***** Records supplied

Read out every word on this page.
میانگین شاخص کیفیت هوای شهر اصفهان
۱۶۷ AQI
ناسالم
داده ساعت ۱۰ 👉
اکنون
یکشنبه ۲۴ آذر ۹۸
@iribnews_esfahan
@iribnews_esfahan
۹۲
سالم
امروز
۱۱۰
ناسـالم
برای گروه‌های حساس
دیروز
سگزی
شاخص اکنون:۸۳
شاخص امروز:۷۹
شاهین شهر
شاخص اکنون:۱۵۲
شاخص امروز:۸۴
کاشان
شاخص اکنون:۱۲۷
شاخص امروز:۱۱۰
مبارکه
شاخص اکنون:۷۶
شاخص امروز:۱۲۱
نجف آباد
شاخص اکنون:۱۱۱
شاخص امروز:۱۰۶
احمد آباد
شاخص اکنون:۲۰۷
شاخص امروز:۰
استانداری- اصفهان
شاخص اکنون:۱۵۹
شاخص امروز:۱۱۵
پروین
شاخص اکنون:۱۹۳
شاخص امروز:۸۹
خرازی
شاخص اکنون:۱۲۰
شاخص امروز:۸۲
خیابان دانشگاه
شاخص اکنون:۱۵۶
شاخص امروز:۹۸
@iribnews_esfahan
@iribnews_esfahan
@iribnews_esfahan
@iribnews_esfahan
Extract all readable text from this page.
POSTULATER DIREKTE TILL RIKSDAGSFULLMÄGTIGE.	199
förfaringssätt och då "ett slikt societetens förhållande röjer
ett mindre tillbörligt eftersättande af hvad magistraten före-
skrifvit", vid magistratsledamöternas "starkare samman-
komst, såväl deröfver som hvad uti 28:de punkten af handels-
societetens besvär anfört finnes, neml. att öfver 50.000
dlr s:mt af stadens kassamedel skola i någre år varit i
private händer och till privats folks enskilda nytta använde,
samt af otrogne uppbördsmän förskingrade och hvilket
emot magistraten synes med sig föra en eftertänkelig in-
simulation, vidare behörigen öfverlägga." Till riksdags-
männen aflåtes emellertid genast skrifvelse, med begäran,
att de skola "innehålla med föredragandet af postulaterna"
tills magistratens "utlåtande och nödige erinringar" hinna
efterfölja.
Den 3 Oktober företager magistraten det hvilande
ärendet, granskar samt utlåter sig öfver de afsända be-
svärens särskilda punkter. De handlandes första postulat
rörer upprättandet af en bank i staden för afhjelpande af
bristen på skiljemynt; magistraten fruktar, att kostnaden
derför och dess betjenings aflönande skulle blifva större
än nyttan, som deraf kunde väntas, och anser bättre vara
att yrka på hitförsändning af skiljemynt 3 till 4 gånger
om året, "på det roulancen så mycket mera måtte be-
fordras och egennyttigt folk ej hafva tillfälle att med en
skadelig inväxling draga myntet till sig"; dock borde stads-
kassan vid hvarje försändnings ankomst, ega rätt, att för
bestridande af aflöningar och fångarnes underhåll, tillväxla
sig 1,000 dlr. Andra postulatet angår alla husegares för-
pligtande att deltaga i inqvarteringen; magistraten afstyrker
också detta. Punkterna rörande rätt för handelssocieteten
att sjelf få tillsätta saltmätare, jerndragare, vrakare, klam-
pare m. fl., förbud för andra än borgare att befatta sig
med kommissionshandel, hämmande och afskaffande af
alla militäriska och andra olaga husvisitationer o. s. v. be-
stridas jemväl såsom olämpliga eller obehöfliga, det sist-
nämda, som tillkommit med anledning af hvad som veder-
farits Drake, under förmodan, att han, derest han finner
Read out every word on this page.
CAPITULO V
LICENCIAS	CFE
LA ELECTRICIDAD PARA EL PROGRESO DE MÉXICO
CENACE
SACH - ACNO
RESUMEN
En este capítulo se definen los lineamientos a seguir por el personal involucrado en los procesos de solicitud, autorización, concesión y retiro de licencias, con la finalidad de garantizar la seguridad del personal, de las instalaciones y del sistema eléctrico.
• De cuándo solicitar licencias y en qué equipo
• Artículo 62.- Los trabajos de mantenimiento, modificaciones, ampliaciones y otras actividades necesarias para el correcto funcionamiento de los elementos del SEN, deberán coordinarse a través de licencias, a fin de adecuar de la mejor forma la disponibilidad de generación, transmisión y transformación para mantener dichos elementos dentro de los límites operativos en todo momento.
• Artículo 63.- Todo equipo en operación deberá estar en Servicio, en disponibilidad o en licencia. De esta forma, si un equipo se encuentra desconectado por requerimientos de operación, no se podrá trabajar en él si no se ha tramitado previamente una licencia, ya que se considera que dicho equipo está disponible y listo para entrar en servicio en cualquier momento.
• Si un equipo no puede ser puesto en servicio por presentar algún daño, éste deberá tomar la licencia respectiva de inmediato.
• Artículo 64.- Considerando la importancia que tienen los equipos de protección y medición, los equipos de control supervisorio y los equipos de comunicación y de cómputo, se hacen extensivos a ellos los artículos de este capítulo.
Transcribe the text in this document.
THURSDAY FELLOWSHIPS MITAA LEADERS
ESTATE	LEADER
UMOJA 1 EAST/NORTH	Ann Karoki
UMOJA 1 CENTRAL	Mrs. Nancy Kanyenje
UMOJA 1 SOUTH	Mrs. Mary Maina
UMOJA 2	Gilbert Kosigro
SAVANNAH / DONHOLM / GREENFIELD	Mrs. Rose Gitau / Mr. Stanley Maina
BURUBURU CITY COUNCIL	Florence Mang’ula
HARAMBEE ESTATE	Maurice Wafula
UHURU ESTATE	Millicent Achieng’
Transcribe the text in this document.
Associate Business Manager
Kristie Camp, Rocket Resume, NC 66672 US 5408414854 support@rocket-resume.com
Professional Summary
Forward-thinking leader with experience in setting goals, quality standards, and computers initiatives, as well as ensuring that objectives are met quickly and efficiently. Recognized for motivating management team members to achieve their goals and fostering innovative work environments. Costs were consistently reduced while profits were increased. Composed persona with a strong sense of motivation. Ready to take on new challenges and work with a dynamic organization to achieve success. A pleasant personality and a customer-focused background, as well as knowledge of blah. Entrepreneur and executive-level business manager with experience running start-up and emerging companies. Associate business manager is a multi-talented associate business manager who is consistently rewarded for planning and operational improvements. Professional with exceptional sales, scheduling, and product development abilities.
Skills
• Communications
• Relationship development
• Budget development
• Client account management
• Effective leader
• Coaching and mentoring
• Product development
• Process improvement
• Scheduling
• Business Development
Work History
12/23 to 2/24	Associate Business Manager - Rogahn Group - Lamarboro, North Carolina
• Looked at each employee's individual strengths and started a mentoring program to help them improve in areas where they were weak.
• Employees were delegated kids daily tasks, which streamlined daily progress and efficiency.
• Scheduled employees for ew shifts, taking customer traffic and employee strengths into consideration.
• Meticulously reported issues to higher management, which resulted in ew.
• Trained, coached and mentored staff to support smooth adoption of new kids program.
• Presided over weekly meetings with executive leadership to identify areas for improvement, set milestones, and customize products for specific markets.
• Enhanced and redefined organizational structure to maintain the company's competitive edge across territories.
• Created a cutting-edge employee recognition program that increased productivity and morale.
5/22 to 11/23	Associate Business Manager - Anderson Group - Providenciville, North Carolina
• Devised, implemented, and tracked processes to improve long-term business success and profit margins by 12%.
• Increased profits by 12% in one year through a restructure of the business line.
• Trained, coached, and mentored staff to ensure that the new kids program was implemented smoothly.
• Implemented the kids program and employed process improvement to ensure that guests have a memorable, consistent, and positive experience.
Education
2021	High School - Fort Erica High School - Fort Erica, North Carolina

**********

#### Exercise aim
Copy down every line of the material above that includes the string "امروز".

#### Answer to this problem
امروز
شاخص امروز:۷۹
شاخص امروز:۸۴
شاخص امروز:۱۱۰
شاخص امروز:۱۲۱
شاخص امروز:۱۰۶
شاخص امروز:۰
شاخص امروز:۱۱۵
شاخص امروز:۸۹
شاخص امروز:۸۲
شاخص امروز:۹۸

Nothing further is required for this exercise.